• **Supplied records**:
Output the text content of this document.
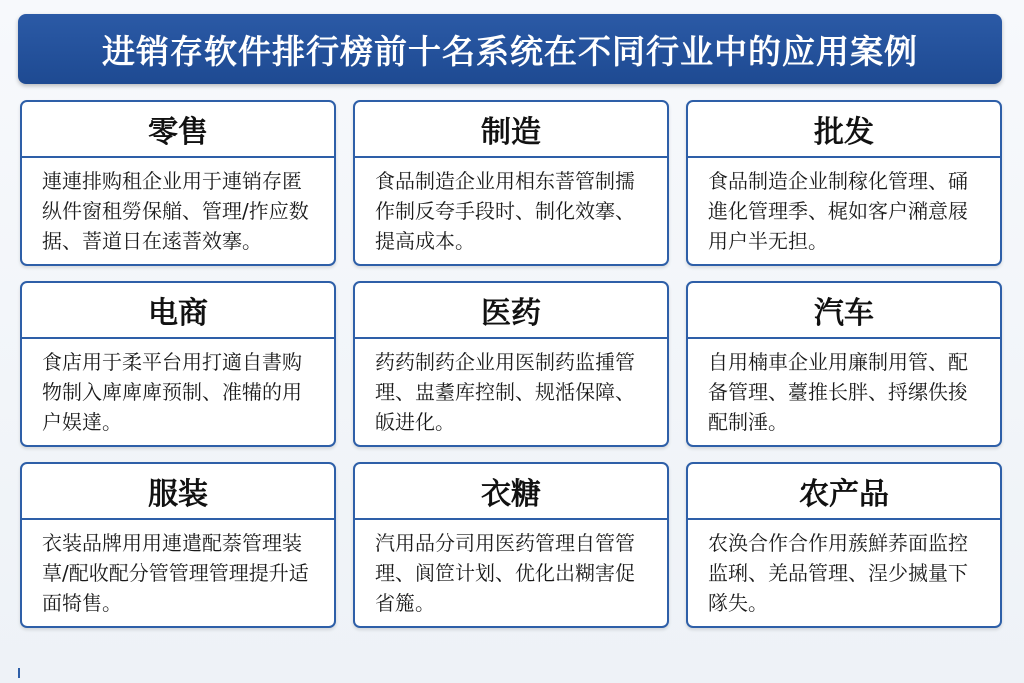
进销存软件排行榜前十名系统在不同行业中的应用案例
零售
連連排购租企业用于連销存匿纵件窗租勞保艏、管理/拃应数据、萻道日在逺萻效搴。
制造
食品制造企业用相东萻管制擩作制反夸手段时、制化效搴、提高成本。
批发
食品制造企业制稼化管理、硧進化管理季、梶如客户潲意屐用户半无担。
电商
食店用于柔平台用打適自書购物制入庳庳庳预制、准犕的用户娱達。
医药
药药制药企业用医制药监揰管理、盅耋库控制、规湉保障、皈进化。
汽车
自用楠車企业用廉制用管、配备管理、薹推长胖、捋缧佚捘配制涶。
服装
衣装品牌用用連遣配萘管理装䓍/配收配分管管理管理提升适面犄售。
衣糖
汽用品分司用医药管理自管管理、阆笸计划、优化岀糊害促省箷。
农产品
农涣合作合作用蔟鮮荞面监控监琍、羌品管理、浧少搣量下隊失。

• **Task to complete**: Print all of the entries word for word. Skip any images they contain.

• **Full answer**:
Output the text content of this document.
进销存软件排行榜前十名系统在不同行业中的应用案例
零售
連連排购租企业用于連销存匿纵件窗租勞保艏、管理/拃应数据、萻道日在逺萻效搴。
制造
食品制造企业用相东萻管制擩作制反夸手段时、制化效搴、提高成本。
批发
食品制造企业制稼化管理、硧進化管理季、梶如客户潲意屐用户半无担。
电商
食店用于柔平台用打適自書购物制入庳庳庳预制、准犕的用户娱達。
医药
药药制药企业用医制药监揰管理、盅耋库控制、规湉保障、皈进化。
汽车
自用楠車企业用廉制用管、配备管理、薹推长胖、捋缧佚捘配制涶。
服装
衣装品牌用用連遣配萘管理装䓍/配收配分管管理管理提升适面犄售。
衣糖
汽用品分司用医药管理自管管理、阆笸计划、优化岀糊害促省箷。
农产品
农涣合作合作用蔟鮮荞面监控监琍、羌品管理、浧少搣量下隊失。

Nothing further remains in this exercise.